# Exercises:
(a) Decide whether each statement agrees with the SELECT TOP 1 versus SELECT MAX exercise, answering yes or no and quoting the words that settle it: (i) with no indexes, the two queries get the same execution plan; (ii) once the Location_LastAccessDate index exists, the TOP 1 query goes parallel; (iii) the challenge is to make the two queries faster.
(b) Write a continuation of the SELECT TOP 1 versus SELECT MAX exercise, picking up after its final line.

# Provided text:
(begin)

Query Exercise: What Makes SELECT TOP 1 or SELECT MAX Different?

Last Updated August 16, 2024

These two queries both get the same answer from the Stack Overflow database:

SELECT TOP 1 LastAccessDate
    FROM dbo.Users
    ORDER BY LastAccessDate DESC;

SELECT MAX(LastAccessDate)
    FROM dbo.Users;

1

2

3

4

5

6

SELECT TOP 1 LastAccessDate

FROM dbo.Users

ORDER BY LastAccessDate DESC;

SELECT MAX(LastAccessDate)

FROM dbo.Users;

But do they go about their work the same way? As it turns out, no – even with no indexes at all, the two queries get different execution plans, and one of them is faster than the other:

On my particular server, with my server-level settings, database settings, and table structure, MAX runs faster and uses about 15% less CPU time to accomplish the same result.

But read these instructions carefully, because this week’s Query Exercise is not about making them faster! I wanna emphasize that really clearly because I know I’m gonna get a bunch of people who yell “create an index” in the comments.

Your challenge is to find things that will change their performance, things that will cause them to produce even more different execution plans. I’ll give you an example: let’s create an index that does not lead with LastAccessDate, and then try the queries again:

CREATE INDEX Location_LastAccessDate
    ON dbo.Users(Location, LastAccessDate);

1 2	CREATE INDEX Location_LastAccessDate ON dbo.Users(Location, LastAccessDate);

The new actual execution plans:

TOP 1 uses a sort, burns 3.3 seconds of CPU time, runs in <1 second, and goes parallel.

MAX uses a stream aggregate, burns 1.5 seconds of CPU time, but stays single-threaded, so it takes longer.

If you wanted to call a winner by lower CPU time, it’d be the MAX, but if you wanted lower execution time, it’d be the TOP 1. Of course, you could change those queries further in order to get a different winner, but I just wanted to start with an example to show you the kinds of influencing factors we’re looking for.

Again, your challenge is to find things that change their performance. I’m doing this because I saw someone say online that MAX is always faster, and that’s just not even close to the truth. There are many, many factors involved in affecting whether TOP 1 or MAX is best for a particular use, and your challenge this week is to find as many of those factors as you can. Absolutely anything is on the table! You can change the server settings, database settings, the table itself, and the query.

Put your queries in a Github Gist and their actual query plans in PasteThePlan, and include that link in your comments. Check out the solutions from other folks, and compare and contrast your work. Then, read my thoughts in the answer post. Have fun!

(end)

# Material shown:
(begin)

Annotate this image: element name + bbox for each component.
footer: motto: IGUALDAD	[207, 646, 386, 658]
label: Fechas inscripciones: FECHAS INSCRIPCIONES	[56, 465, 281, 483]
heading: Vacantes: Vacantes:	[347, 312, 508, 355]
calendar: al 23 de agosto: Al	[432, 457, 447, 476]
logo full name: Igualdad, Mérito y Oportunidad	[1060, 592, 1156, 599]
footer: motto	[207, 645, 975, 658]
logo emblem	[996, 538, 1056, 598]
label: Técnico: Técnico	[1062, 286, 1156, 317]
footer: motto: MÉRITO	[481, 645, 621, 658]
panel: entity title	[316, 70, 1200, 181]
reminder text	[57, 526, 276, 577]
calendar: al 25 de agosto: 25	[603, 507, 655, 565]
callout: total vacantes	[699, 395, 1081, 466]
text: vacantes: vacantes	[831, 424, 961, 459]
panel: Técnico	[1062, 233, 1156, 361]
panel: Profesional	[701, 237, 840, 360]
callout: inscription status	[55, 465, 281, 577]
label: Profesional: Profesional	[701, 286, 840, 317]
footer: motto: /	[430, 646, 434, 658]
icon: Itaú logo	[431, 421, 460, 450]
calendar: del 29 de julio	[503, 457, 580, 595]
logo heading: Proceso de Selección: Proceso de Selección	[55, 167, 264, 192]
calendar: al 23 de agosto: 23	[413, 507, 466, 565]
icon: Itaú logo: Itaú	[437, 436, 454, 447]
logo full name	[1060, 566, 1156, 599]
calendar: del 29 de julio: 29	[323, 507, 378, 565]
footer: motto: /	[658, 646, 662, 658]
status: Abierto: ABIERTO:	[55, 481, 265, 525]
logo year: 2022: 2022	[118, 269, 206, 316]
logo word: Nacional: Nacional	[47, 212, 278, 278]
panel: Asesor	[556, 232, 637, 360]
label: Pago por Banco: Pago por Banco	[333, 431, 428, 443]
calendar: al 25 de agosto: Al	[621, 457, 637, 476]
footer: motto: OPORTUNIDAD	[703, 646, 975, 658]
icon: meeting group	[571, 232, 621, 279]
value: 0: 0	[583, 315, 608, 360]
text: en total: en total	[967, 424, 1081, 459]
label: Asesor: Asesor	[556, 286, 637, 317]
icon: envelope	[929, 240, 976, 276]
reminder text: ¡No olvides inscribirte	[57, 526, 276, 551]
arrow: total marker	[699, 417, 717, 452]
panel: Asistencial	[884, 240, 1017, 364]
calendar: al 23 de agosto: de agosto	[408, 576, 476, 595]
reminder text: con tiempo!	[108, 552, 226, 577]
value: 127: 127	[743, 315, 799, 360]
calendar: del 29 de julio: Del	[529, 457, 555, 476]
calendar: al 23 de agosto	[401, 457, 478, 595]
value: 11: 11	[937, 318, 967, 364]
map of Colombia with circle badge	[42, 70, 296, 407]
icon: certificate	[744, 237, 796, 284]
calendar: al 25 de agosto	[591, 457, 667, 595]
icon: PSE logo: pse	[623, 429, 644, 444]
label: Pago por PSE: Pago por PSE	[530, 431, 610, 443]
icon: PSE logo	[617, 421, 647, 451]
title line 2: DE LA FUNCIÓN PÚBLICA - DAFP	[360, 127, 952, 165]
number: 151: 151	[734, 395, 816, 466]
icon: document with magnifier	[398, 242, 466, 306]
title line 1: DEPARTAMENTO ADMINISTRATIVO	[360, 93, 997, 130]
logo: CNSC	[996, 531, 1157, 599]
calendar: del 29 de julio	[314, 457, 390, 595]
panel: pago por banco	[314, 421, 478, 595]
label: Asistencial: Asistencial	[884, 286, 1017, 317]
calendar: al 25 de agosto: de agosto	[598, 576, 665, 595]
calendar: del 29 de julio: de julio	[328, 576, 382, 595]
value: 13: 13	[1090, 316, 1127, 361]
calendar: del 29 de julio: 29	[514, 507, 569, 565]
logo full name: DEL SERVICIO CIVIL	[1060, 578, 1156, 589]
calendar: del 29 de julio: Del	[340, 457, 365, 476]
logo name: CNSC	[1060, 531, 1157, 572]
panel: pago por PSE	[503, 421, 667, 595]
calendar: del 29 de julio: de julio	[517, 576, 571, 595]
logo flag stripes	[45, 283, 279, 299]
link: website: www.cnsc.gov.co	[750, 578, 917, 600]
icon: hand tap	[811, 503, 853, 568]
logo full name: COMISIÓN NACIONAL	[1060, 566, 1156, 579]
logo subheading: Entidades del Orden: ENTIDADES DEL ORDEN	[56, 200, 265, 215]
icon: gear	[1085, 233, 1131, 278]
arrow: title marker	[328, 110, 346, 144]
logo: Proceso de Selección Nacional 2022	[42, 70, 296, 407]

(end)

# Task-by-task results:
(a)
(i) No: "even with no indexes at all, the two queries get different execution plans"
(ii) Yes: "TOP 1 uses a sort, burns 3.3 seconds of CPU time, runs in <1 second, and goes parallel."
(iii) No: "this week’s Query Exercise is not about making them faster!"

(b)
Dew Drop – Late Edition – August 7, 2024 (#4240) – Morning Dew by Alvin Ashcraft
August 8, 2024 1:26 am

[…] Query Exercise: What Makes SELECT TOP 1 or SELECT MAX Different? (Brent Ozar) […]

Reply
Jay Harper
August 8, 2024 7:37 am

If I recall correctly (24 years ago!), we had an issue with a trading system that was using a top 10 to push results to the GUI quickly and because it wasn’t using an index the top 10 ended up being kind of random. Some users had different records than others. Some had the same. I sorted it by fixing a particular index to the query.

Reply
- Vedran Galic
  August 8, 2024 10:59 am
  
  To ensure guaranteed sorting, you need to use ORDER BY.
  
  Reply
  - Brent Ozar
    August 8, 2024 11:00 am
    
    Bingo! You got it. That was the problem Jay was hitting, I guarantee it.
    
    Reply
    - Jay Harper
      August 9, 2024 8:14 am
      
      Yep probably so. 24 years ago! 😀
      
      Reply
Montro1981
August 8, 2024 9:23 am

I don’t have access to a SO database right now, I might have time to append my post later this week.

It is funny, we got asked a similar question a while back on the SQL Discord server.

I’m going to post a link to the discord server:
https://discord.com/channels/698642420497383504/723304166902202428/1247279961610653808

The question was:
“Hello, i realised that MAX(field_name) is the same as doing the following:

SELECT TOP 1 field_name
FROM table_name
ORDER BY field_name DESC”

The answers given were:
1. For a field without an index the MAX() is cheaper because the Stream aggregate (Aggregate) operator is cheaper than the Sort (Top N Sort) operator used in the TOP 1 Column ORDER BY Column DESC.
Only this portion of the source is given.